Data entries
== == ==
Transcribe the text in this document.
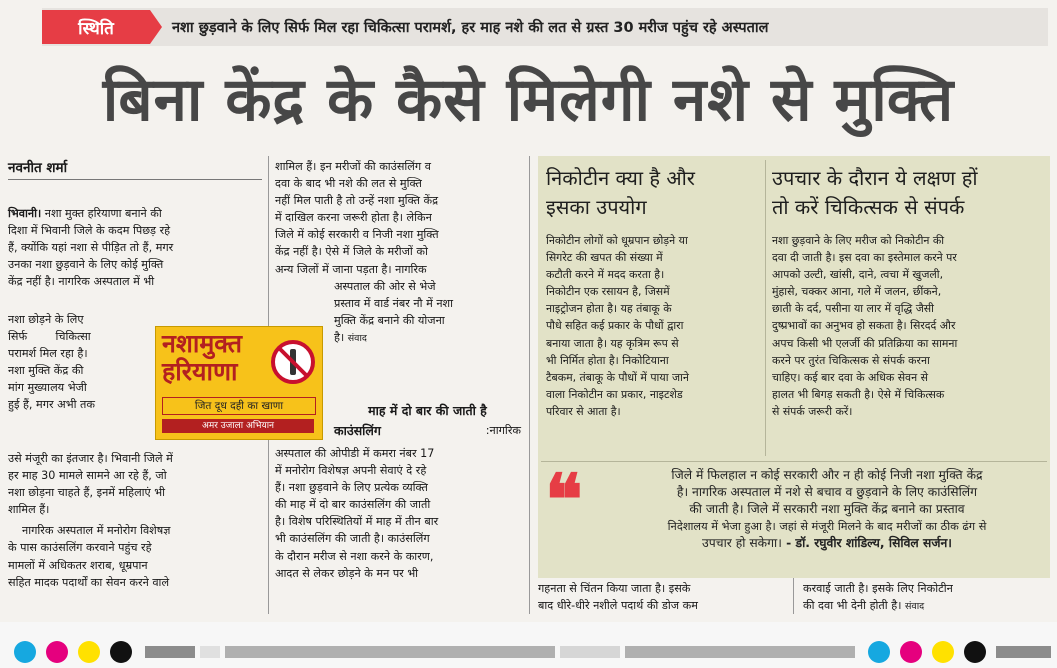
स्थिति	नशा छुड़वाने के लिए सिर्फ मिल रहा चिकित्सा परामर्श, हर माह नशे की लत से ग्रस्त 30 मरीज पहुंच रहे अस्पताल
बिना केंद्र के कैसे मिलेगी नशे से मुक्ति
नवनीत शर्मा

भिवानी। नशा मुक्त हरियाणा बनाने की

दिशा में भिवानी जिले के कदम पिछड़ रहे

हैं, क्योंकि यहां नशा से पीड़ित तो हैं, मगर

उनका नशा छुड़वाने के लिए कोई मुक्ति

केंद्र नहीं है। नागरिक अस्पताल में भी

नशा छोड़ने के लिए

सिर्फ        चिकित्सा

परामर्श मिल रहा है।

नशा मुक्ति केंद्र की

मांग मुख्यालय भेजी

हुई हैं, मगर अभी तक

उसे मंजूरी का इंतजार है। भिवानी जिले में

हर माह 30 मामले सामने आ रहे हैं, जो

नशा छोड़ना चाहते हैं, इनमें महिलाएं भी

शामिल हैं।

नागरिक अस्पताल में मनोरोग विशेषज्ञ

के पास काउंसलिंग करवाने पहुंच रहे

मामलों में अधिकतर शराब, धूम्रपान

सहित मादक पदार्थों का सेवन करने वाले

नशामुक्त
हरियाणा
जित दूध दही का खाणा
अमर उजाला अभियान

शामिल हैं। इन मरीजों की काउंसलिंग व

दवा के बाद भी नशे की लत से मुक्ति

नहीं मिल पाती है तो उन्हें नशा मुक्ति केंद्र

में दाखिल करना जरूरी होता है। लेकिन

जिले में कोई सरकारी व निजी नशा मुक्ति

केंद्र नहीं है। ऐसे में जिले के मरीजों को

अन्य जिलों में जाना पड़ता है। नागरिक

अस्पताल की ओर से भेजे

प्रस्ताव में वार्ड नंबर नौ में नशा

मुक्ति केंद्र बनाने की योजना

है। संवाद

माह में दो बार की जाती है
काउंसलिंग	:नागरिक

अस्पताल की ओपीडी में कमरा नंबर 17

में मनोरोग विशेषज्ञ अपनी सेवाएं दे रहे

हैं। नशा छुड़वाने के लिए प्रत्येक व्यक्ति

की माह में दो बार काउंसलिंग की जाती

है। विशेष परिस्थितियों में माह में तीन बार

भी काउंसलिंग की जाती है। काउंसलिंग

के दौरान मरीज से नशा करने के कारण,

आदत से लेकर छोड़ने के मन पर भी

निकोटीन क्या है और
इसका उपयोग

निकोटीन लोगों को धूम्रपान छोड़ने या

सिगरेट की खपत की संख्या में

कटौती करने में मदद करता है।

निकोटीन एक रसायन है, जिसमें

नाइट्रोजन होता है। यह तंबाकू के

पौधे सहित कई प्रकार के पौधों द्वारा

बनाया जाता है। यह कृत्रिम रूप से

भी निर्मित होता है। निकोटियाना

टैबकम, तंबाकू के पौधों में पाया जाने

वाला निकोटीन का प्रकार, नाइटशेड

परिवार से आता है।

उपचार के दौरान ये लक्षण हों
तो करें चिकित्सक से संपर्क

नशा छुड़वाने के लिए मरीज को निकोटीन की

दवा दी जाती है। इस दवा का इस्तेमाल करने पर

आपको उल्टी, खांसी, दाने, त्वचा में खुजली,

मुंहासे, चक्कर आना, गले में जलन, छींकने,

छाती के दर्द, पसीना या लार में वृद्धि जैसी

दुष्प्रभावों का अनुभव हो सकता है। सिरदर्द और

अपच किसी भी एलर्जी की प्रतिक्रिया का सामना

करने पर तुरंत चिकित्सक से संपर्क करना

चाहिए। कई बार दवा के अधिक सेवन से

हालत भी बिगड़ सकती है। ऐसे में चिकित्सक

से संपर्क जरूरी करें।

❝	जिले में फिलहाल न कोई सरकारी और न ही कोई निजी नशा मुक्ति केंद्र
है। नागरिक अस्पताल में नशे से बचाव व छुड़वाने के लिए काउंसिलिंग
की जाती है। जिले में सरकारी नशा मुक्ति केंद्र बनाने का प्रस्ताव
निदेशालय में भेजा हुआ है। जहां से मंजूरी मिलने के बाद मरीजों का ठीक ढंग से
उपचार हो सकेगा। - डॉ. रघुवीर शांडिल्य, सिविल सर्जन।

गहनता से चिंतन किया जाता है। इसके

बाद धीरे-धीरे नशीले पदार्थ की डोज कम

करवाई जाती है। इसके लिए निकोटीन

की दवा भी देनी होती है। संवाद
== == ==
* [Given instruction] Write out all the records again, exactly, minus any pictures.

* [Expected answer]
Transcribe the text in this document.
स्थिति	नशा छुड़वाने के लिए सिर्फ मिल रहा चिकित्सा परामर्श, हर माह नशे की लत से ग्रस्त 30 मरीज पहुंच रहे अस्पताल
बिना केंद्र के कैसे मिलेगी नशे से मुक्ति
नवनीत शर्मा

भिवानी। नशा मुक्त हरियाणा बनाने की

दिशा में भिवानी जिले के कदम पिछड़ रहे

हैं, क्योंकि यहां नशा से पीड़ित तो हैं, मगर

उनका नशा छुड़वाने के लिए कोई मुक्ति

केंद्र नहीं है। नागरिक अस्पताल में भी

नशा छोड़ने के लिए

सिर्फ        चिकित्सा

परामर्श मिल रहा है।

नशा मुक्ति केंद्र की

मांग मुख्यालय भेजी

हुई हैं, मगर अभी तक

उसे मंजूरी का इंतजार है। भिवानी जिले में

हर माह 30 मामले सामने आ रहे हैं, जो

नशा छोड़ना चाहते हैं, इनमें महिलाएं भी

शामिल हैं।

नागरिक अस्पताल में मनोरोग विशेषज्ञ

के पास काउंसलिंग करवाने पहुंच रहे

मामलों में अधिकतर शराब, धूम्रपान

सहित मादक पदार्थों का सेवन करने वाले

नशामुक्त
हरियाणा
जित दूध दही का खाणा
अमर उजाला अभियान

शामिल हैं। इन मरीजों की काउंसलिंग व

दवा के बाद भी नशे की लत से मुक्ति

नहीं मिल पाती है तो उन्हें नशा मुक्ति केंद्र

में दाखिल करना जरूरी होता है। लेकिन

जिले में कोई सरकारी व निजी नशा मुक्ति

केंद्र नहीं है। ऐसे में जिले के मरीजों को

अन्य जिलों में जाना पड़ता है। नागरिक

अस्पताल की ओर से भेजे

प्रस्ताव में वार्ड नंबर नौ में नशा

मुक्ति केंद्र बनाने की योजना

है। संवाद

माह में दो बार की जाती है
काउंसलिंग	:नागरिक

अस्पताल की ओपीडी में कमरा नंबर 17

में मनोरोग विशेषज्ञ अपनी सेवाएं दे रहे

हैं। नशा छुड़वाने के लिए प्रत्येक व्यक्ति

की माह में दो बार काउंसलिंग की जाती

है। विशेष परिस्थितियों में माह में तीन बार

भी काउंसलिंग की जाती है। काउंसलिंग

के दौरान मरीज से नशा करने के कारण,

आदत से लेकर छोड़ने के मन पर भी

निकोटीन क्या है और
इसका उपयोग

निकोटीन लोगों को धूम्रपान छोड़ने या

सिगरेट की खपत की संख्या में

कटौती करने में मदद करता है।

निकोटीन एक रसायन है, जिसमें

नाइट्रोजन होता है। यह तंबाकू के

पौधे सहित कई प्रकार के पौधों द्वारा

बनाया जाता है। यह कृत्रिम रूप से

भी निर्मित होता है। निकोटियाना

टैबकम, तंबाकू के पौधों में पाया जाने

वाला निकोटीन का प्रकार, नाइटशेड

परिवार से आता है।

उपचार के दौरान ये लक्षण हों
तो करें चिकित्सक से संपर्क

नशा छुड़वाने के लिए मरीज को निकोटीन की

दवा दी जाती है। इस दवा का इस्तेमाल करने पर

आपको उल्टी, खांसी, दाने, त्वचा में खुजली,

मुंहासे, चक्कर आना, गले में जलन, छींकने,

छाती के दर्द, पसीना या लार में वृद्धि जैसी

दुष्प्रभावों का अनुभव हो सकता है। सिरदर्द और

अपच किसी भी एलर्जी की प्रतिक्रिया का सामना

करने पर तुरंत चिकित्सक से संपर्क करना

चाहिए। कई बार दवा के अधिक सेवन से

हालत भी बिगड़ सकती है। ऐसे में चिकित्सक

से संपर्क जरूरी करें।

❝	जिले में फिलहाल न कोई सरकारी और न ही कोई निजी नशा मुक्ति केंद्र
है। नागरिक अस्पताल में नशे से बचाव व छुड़वाने के लिए काउंसिलिंग
की जाती है। जिले में सरकारी नशा मुक्ति केंद्र बनाने का प्रस्ताव
निदेशालय में भेजा हुआ है। जहां से मंजूरी मिलने के बाद मरीजों का ठीक ढंग से
उपचार हो सकेगा। - डॉ. रघुवीर शांडिल्य, सिविल सर्जन।

गहनता से चिंतन किया जाता है। इसके

बाद धीरे-धीरे नशीले पदार्थ की डोज कम

करवाई जाती है। इसके लिए निकोटीन

की दवा भी देनी होती है। संवाद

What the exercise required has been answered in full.